**Provided passage**.
···
Hypothesis 2: Subjective satisfaction will be higher for the storyboard (SB) design than for the slide show (SS) interface overall. However, satisfaction with the slide show (SS) interface will be higher for the gist determination (GD) task than for object recognition (OR).

Previous studies (e.g., Komlodi and Marchionini, 1998) have shown that users rated the SS design as less satisfactory than the SB interface. However, it was predicted that users would find the SS design more satisfying for the GD task than for OR because of the "better fit" conceptually, as described for the first hypothesis.

Experimental Design

Independent Variables

Dependent Variables Possible Covariates Participants. 16 females and 18 males participated in at least part of the study. All were students at the University of Maryland–College Park: There were 24 undergraduates, most of whom were taking introductory psychology and 11 graduate students from a variety of disciplines. All participated on a voluntary basis, although the psychology students received credit for their participation. The mean age of the participants was 23.8 with a range from 18 to 50 years. All but one of the participants had some Web experience and all reported some experience with graphics.
···
(Saved entries)
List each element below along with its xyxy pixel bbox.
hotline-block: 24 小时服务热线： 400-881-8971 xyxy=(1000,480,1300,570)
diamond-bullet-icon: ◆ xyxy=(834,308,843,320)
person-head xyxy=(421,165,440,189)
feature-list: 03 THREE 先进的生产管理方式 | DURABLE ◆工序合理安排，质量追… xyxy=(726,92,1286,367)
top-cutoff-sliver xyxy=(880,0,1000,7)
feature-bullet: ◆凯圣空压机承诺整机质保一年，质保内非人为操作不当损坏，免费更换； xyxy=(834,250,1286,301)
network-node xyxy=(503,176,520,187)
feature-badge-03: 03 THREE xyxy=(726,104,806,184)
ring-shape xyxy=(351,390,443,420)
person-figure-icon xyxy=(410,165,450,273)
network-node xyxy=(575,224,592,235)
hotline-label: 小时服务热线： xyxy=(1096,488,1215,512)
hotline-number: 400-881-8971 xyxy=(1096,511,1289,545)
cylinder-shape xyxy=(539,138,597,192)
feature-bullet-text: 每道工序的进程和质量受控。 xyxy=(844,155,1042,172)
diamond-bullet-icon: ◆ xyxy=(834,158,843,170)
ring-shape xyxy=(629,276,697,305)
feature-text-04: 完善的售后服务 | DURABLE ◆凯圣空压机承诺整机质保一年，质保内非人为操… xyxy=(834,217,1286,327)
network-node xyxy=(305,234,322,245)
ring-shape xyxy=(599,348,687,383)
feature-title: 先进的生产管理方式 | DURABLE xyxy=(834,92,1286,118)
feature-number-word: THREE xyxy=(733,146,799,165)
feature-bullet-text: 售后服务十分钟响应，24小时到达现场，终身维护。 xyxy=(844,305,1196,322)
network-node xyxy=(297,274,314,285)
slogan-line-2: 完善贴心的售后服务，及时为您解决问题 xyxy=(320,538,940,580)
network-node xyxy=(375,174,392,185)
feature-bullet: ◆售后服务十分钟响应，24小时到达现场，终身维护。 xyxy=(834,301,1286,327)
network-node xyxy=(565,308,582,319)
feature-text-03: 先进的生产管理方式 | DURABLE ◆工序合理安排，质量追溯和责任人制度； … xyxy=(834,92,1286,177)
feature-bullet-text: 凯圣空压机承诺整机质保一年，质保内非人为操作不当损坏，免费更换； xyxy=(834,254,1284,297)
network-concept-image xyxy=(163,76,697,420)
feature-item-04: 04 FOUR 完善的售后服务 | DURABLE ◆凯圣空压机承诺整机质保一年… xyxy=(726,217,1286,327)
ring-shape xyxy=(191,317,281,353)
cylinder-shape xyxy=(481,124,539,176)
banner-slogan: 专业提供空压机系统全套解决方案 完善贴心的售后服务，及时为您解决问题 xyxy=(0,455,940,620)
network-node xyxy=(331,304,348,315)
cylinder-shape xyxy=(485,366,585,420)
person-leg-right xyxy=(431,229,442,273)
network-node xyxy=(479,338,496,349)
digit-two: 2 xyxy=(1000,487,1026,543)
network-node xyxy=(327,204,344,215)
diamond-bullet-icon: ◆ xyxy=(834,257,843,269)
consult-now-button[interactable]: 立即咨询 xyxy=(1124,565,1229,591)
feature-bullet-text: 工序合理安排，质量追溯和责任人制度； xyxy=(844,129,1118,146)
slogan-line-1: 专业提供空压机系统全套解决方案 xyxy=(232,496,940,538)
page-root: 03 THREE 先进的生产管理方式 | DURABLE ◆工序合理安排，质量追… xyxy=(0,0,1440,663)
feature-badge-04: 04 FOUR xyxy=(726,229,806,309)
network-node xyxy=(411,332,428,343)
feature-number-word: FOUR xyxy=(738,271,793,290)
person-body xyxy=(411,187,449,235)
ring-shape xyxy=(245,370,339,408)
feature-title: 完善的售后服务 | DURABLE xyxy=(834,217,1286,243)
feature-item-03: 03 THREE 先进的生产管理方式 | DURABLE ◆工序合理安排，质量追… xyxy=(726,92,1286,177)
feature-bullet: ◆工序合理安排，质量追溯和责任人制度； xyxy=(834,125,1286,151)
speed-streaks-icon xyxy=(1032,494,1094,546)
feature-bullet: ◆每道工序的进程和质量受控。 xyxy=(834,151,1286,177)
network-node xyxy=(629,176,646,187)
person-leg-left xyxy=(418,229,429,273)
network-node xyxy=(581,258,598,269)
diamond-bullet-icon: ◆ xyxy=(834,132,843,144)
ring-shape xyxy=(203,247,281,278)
···
**Exercise description**.
Check each statement against the passage on the storyboard and slide show interfaces. Answer yes or no for each, and quote the words from the passage that decide it.
1. Earlier studies found that users rated the SS design as more satisfactory than the SB interface.
2. The psychology students received credit for taking part in the study.
3. Every participant had some Web experience.

**Exercise answer**.
1. No: "users rated the SS design as less satisfactory than the SB interface."
2. Yes: "the psychology students received credit for their participation."
3. No: "All but one of the participants had some Web experience."